How many lines in the listing below include the word "this"? Reply with the count alone.

◆ ◆ ◆

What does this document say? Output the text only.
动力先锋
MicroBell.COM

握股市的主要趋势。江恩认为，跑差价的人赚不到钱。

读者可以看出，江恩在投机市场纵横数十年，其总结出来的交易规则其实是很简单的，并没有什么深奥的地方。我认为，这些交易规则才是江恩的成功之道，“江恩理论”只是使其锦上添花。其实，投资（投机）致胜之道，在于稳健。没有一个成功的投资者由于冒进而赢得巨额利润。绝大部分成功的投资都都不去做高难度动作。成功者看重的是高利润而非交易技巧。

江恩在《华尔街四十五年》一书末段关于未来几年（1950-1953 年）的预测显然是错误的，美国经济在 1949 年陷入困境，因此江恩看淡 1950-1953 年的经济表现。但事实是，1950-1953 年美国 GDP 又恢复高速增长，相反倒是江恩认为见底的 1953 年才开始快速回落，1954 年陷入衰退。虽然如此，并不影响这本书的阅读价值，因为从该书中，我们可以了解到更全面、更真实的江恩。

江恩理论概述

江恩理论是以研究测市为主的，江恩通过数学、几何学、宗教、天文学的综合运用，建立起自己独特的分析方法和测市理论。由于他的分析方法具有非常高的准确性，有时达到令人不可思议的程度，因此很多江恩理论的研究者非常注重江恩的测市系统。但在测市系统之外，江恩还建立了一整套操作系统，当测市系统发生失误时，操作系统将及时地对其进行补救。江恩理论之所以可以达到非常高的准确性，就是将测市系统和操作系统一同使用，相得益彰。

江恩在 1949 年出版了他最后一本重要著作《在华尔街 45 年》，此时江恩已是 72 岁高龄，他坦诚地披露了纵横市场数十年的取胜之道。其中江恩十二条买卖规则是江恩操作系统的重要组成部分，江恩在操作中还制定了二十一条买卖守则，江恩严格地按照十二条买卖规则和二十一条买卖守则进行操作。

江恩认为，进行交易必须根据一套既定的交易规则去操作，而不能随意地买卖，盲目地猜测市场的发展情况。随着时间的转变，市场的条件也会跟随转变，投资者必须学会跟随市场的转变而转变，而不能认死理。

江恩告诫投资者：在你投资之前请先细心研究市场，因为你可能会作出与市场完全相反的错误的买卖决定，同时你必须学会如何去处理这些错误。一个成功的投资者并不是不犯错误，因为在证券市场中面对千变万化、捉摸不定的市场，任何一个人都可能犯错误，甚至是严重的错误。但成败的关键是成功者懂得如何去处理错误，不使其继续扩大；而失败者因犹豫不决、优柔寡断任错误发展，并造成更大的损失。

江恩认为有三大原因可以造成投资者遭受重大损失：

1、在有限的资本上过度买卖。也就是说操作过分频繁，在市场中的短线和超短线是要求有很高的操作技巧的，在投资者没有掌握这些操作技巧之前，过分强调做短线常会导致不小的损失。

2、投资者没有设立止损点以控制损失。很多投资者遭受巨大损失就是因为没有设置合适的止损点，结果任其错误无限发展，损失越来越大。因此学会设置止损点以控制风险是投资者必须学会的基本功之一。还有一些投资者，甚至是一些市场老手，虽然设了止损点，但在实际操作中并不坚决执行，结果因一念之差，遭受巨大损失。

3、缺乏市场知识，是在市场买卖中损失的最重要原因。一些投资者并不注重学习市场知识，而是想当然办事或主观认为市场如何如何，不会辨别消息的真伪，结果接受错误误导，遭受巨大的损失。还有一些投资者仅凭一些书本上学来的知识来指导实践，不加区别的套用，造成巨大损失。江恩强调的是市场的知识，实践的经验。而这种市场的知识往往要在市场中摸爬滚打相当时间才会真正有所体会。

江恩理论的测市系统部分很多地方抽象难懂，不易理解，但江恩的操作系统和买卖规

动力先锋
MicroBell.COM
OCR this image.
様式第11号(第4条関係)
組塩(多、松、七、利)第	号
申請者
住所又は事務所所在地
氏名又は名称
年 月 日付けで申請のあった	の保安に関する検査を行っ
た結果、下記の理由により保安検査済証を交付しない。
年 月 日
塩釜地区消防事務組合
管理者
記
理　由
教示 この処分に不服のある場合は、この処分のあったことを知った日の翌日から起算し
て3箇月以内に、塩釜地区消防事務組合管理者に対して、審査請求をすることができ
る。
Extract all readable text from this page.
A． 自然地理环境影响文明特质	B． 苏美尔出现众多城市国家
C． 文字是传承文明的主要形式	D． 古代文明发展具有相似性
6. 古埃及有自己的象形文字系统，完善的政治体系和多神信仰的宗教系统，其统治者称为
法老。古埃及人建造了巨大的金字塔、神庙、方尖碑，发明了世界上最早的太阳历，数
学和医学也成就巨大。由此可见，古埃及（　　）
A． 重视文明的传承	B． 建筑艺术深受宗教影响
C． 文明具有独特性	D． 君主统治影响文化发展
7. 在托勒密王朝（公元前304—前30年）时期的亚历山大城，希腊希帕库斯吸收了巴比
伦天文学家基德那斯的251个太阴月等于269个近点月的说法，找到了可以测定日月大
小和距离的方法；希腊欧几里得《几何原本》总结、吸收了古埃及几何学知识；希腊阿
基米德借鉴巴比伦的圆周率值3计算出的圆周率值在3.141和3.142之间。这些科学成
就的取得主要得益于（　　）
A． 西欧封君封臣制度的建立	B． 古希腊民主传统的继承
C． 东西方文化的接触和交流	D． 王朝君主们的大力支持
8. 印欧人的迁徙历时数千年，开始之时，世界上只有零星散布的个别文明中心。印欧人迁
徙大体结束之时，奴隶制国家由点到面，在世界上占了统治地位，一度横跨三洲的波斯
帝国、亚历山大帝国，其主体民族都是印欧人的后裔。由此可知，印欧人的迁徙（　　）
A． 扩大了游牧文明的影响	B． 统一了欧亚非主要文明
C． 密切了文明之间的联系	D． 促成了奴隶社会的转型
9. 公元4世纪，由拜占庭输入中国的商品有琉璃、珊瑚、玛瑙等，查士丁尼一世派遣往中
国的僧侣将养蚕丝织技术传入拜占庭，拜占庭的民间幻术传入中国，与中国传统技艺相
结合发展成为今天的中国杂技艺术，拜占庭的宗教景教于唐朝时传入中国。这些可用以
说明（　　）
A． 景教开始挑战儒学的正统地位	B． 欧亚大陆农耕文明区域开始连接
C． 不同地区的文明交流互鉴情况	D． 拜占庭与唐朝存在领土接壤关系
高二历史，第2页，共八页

◆ ◆ ◆

§ Solution
3